Directions for this task
Copy the listing below line for line, without changing a character.

Entries provided

-*-*-

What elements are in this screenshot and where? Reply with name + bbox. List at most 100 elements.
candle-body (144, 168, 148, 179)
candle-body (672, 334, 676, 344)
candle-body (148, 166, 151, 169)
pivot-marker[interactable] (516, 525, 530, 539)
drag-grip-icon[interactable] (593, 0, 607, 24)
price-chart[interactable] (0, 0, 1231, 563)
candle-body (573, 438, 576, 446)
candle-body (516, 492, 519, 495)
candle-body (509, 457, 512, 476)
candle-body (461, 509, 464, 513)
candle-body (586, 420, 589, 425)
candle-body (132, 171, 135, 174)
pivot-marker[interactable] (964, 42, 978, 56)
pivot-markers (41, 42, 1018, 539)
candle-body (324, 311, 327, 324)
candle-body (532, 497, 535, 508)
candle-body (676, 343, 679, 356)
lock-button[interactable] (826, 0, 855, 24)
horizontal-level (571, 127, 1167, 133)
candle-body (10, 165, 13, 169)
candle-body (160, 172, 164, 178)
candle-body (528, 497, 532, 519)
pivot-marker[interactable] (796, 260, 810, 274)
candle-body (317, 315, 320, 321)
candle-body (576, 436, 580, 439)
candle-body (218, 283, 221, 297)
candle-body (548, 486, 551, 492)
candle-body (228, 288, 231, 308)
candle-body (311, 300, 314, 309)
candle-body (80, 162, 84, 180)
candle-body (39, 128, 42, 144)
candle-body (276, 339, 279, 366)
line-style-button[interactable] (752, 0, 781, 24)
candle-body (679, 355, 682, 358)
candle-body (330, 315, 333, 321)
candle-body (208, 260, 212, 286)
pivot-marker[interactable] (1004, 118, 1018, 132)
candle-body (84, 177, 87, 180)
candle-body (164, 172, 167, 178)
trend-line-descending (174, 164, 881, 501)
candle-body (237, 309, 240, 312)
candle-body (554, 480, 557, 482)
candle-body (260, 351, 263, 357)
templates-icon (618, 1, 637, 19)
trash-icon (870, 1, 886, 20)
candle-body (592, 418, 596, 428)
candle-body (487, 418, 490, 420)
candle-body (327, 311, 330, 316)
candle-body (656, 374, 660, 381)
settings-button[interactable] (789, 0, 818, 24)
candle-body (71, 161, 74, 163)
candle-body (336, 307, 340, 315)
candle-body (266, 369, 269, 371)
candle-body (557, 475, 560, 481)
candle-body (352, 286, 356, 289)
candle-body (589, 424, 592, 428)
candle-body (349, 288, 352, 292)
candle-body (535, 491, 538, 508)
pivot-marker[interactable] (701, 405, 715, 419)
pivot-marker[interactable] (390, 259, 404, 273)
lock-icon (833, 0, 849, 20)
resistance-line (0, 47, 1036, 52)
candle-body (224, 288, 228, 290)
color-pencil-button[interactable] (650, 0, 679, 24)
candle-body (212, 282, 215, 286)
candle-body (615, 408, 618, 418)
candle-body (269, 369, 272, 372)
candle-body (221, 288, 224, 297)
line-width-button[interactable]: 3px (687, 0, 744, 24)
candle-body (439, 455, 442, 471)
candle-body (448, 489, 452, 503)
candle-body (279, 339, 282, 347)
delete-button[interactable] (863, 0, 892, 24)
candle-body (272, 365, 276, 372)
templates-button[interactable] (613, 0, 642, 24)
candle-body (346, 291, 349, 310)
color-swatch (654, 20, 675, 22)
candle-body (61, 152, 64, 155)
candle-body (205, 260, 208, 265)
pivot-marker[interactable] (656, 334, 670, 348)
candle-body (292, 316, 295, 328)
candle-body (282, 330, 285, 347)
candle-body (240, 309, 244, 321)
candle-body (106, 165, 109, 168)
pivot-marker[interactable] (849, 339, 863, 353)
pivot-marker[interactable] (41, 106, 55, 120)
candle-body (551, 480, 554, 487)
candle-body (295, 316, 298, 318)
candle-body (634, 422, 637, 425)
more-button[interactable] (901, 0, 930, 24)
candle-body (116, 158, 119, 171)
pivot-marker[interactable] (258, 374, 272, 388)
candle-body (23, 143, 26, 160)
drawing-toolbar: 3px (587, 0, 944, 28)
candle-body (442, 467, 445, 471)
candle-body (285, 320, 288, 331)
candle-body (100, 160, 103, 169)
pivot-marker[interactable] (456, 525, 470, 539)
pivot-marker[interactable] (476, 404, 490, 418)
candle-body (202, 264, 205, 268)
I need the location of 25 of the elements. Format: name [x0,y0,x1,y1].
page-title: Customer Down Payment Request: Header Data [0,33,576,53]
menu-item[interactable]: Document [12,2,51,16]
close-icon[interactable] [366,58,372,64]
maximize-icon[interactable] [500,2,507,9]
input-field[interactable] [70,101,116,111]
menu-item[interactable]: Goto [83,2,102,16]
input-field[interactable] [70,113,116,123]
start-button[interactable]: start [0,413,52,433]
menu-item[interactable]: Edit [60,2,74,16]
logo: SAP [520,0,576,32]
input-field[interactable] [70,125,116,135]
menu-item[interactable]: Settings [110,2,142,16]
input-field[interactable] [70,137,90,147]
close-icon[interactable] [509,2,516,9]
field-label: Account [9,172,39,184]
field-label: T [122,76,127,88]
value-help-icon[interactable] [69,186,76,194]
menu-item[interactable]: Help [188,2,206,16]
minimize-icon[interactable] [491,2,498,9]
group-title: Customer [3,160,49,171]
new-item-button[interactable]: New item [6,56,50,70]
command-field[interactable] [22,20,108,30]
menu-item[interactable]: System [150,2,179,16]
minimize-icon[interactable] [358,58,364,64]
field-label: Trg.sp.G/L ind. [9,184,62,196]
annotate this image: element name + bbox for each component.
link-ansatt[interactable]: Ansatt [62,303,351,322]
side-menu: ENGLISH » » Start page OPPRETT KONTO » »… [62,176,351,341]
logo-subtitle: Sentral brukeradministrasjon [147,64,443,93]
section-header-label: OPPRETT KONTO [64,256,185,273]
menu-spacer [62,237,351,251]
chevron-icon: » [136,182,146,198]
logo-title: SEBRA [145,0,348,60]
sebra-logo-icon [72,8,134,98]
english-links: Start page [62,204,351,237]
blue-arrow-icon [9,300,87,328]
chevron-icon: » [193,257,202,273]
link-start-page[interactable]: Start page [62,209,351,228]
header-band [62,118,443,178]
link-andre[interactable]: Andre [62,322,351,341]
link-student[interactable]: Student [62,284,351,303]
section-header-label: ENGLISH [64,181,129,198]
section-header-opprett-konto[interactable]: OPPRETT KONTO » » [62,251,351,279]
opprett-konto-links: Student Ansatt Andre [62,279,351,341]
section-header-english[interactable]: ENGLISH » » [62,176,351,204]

-*-*-

Correct output
What elements are in this screenshot and where? Reply with name + bbox. List at most 100 elements.
candle-body (144, 168, 148, 179)
candle-body (672, 334, 676, 344)
candle-body (148, 166, 151, 169)
pivot-marker[interactable] (516, 525, 530, 539)
drag-grip-icon[interactable] (593, 0, 607, 24)
price-chart[interactable] (0, 0, 1231, 563)
candle-body (573, 438, 576, 446)
candle-body (516, 492, 519, 495)
candle-body (509, 457, 512, 476)
candle-body (461, 509, 464, 513)
candle-body (586, 420, 589, 425)
candle-body (132, 171, 135, 174)
pivot-marker[interactable] (964, 42, 978, 56)
pivot-markers (41, 42, 1018, 539)
candle-body (324, 311, 327, 324)
candle-body (532, 497, 535, 508)
candle-body (676, 343, 679, 356)
lock-button[interactable] (826, 0, 855, 24)
horizontal-level (571, 127, 1167, 133)
candle-body (10, 165, 13, 169)
candle-body (160, 172, 164, 178)
candle-body (528, 497, 532, 519)
pivot-marker[interactable] (796, 260, 810, 274)
candle-body (317, 315, 320, 321)
candle-body (576, 436, 580, 439)
candle-body (218, 283, 221, 297)
candle-body (548, 486, 551, 492)
candle-body (228, 288, 231, 308)
candle-body (311, 300, 314, 309)
candle-body (80, 162, 84, 180)
candle-body (39, 128, 42, 144)
candle-body (276, 339, 279, 366)
line-style-button[interactable] (752, 0, 781, 24)
candle-body (679, 355, 682, 358)
candle-body (330, 315, 333, 321)
candle-body (208, 260, 212, 286)
pivot-marker[interactable] (1004, 118, 1018, 132)
candle-body (84, 177, 87, 180)
candle-body (164, 172, 167, 178)
trend-line-descending (174, 164, 881, 501)
candle-body (237, 309, 240, 312)
candle-body (554, 480, 557, 482)
candle-body (260, 351, 263, 357)
templates-icon (618, 1, 637, 19)
trash-icon (870, 1, 886, 20)
candle-body (592, 418, 596, 428)
candle-body (487, 418, 490, 420)
candle-body (327, 311, 330, 316)
candle-body (656, 374, 660, 381)
settings-button[interactable] (789, 0, 818, 24)
candle-body (71, 161, 74, 163)
candle-body (336, 307, 340, 315)
candle-body (266, 369, 269, 371)
candle-body (557, 475, 560, 481)
candle-body (352, 286, 356, 289)
candle-body (589, 424, 592, 428)
candle-body (349, 288, 352, 292)
candle-body (535, 491, 538, 508)
pivot-marker[interactable] (701, 405, 715, 419)
pivot-marker[interactable] (390, 259, 404, 273)
lock-icon (833, 0, 849, 20)
resistance-line (0, 47, 1036, 52)
candle-body (224, 288, 228, 290)
color-pencil-button[interactable] (650, 0, 679, 24)
candle-body (212, 282, 215, 286)
candle-body (615, 408, 618, 418)
candle-body (269, 369, 272, 372)
candle-body (221, 288, 224, 297)
line-width-button[interactable]: 3px (687, 0, 744, 24)
candle-body (439, 455, 442, 471)
candle-body (448, 489, 452, 503)
candle-body (279, 339, 282, 347)
delete-button[interactable] (863, 0, 892, 24)
candle-body (272, 365, 276, 372)
templates-button[interactable] (613, 0, 642, 24)
candle-body (346, 291, 349, 310)
color-swatch (654, 20, 675, 22)
candle-body (61, 152, 64, 155)
candle-body (205, 260, 208, 265)
pivot-marker[interactable] (656, 334, 670, 348)
candle-body (292, 316, 295, 328)
candle-body (282, 330, 285, 347)
candle-body (240, 309, 244, 321)
candle-body (106, 165, 109, 168)
pivot-marker[interactable] (849, 339, 863, 353)
pivot-marker[interactable] (41, 106, 55, 120)
candle-body (551, 480, 554, 487)
candle-body (295, 316, 298, 318)
candle-body (634, 422, 637, 425)
more-button[interactable] (901, 0, 930, 24)
candle-body (116, 158, 119, 171)
pivot-marker[interactable] (258, 374, 272, 388)
candle-body (23, 143, 26, 160)
drawing-toolbar: 3px (587, 0, 944, 28)
candle-body (442, 467, 445, 471)
candle-body (285, 320, 288, 331)
candle-body (100, 160, 103, 169)
pivot-marker[interactable] (456, 525, 470, 539)
pivot-marker[interactable] (476, 404, 490, 418)
candle-body (202, 264, 205, 268)
I need the location of 25 of the elements. Format: name [x0,y0,x1,y1].
page-title: Customer Down Payment Request: Header Data [0,33,576,53]
menu-item[interactable]: Document [12,2,51,16]
close-icon[interactable] [366,58,372,64]
maximize-icon[interactable] [500,2,507,9]
input-field[interactable] [70,101,116,111]
menu-item[interactable]: Goto [83,2,102,16]
input-field[interactable] [70,113,116,123]
start-button[interactable]: start [0,413,52,433]
menu-item[interactable]: Edit [60,2,74,16]
logo: SAP [520,0,576,32]
input-field[interactable] [70,125,116,135]
menu-item[interactable]: Settings [110,2,142,16]
input-field[interactable] [70,137,90,147]
close-icon[interactable] [509,2,516,9]
field-label: Account [9,172,39,184]
field-label: T [122,76,127,88]
value-help-icon[interactable] [69,186,76,194]
menu-item[interactable]: Help [188,2,206,16]
minimize-icon[interactable] [491,2,498,9]
group-title: Customer [3,160,49,171]
new-item-button[interactable]: New item [6,56,50,70]
command-field[interactable] [22,20,108,30]
menu-item[interactable]: System [150,2,179,16]
minimize-icon[interactable] [358,58,364,64]
field-label: Trg.sp.G/L ind. [9,184,62,196]
annotate this image: element name + bbox for each component.
link-ansatt[interactable]: Ansatt [62,303,351,322]
side-menu: ENGLISH » » Start page OPPRETT KONTO » »… [62,176,351,341]
logo-subtitle: Sentral brukeradministrasjon [147,64,443,93]
section-header-label: OPPRETT KONTO [64,256,185,273]
menu-spacer [62,237,351,251]
chevron-icon: » [136,182,146,198]
logo-title: SEBRA [145,0,348,60]
sebra-logo-icon [72,8,134,98]
english-links: Start page [62,204,351,237]
blue-arrow-icon [9,300,87,328]
chevron-icon: » [193,257,202,273]
link-start-page[interactable]: Start page [62,209,351,228]
header-band [62,118,443,178]
link-andre[interactable]: Andre [62,322,351,341]
link-student[interactable]: Student [62,284,351,303]
section-header-label: ENGLISH [64,181,129,198]
section-header-opprett-konto[interactable]: OPPRETT KONTO » » [62,251,351,279]
opprett-konto-links: Student Ansatt Andre [62,279,351,341]
section-header-english[interactable]: ENGLISH » » [62,176,351,204]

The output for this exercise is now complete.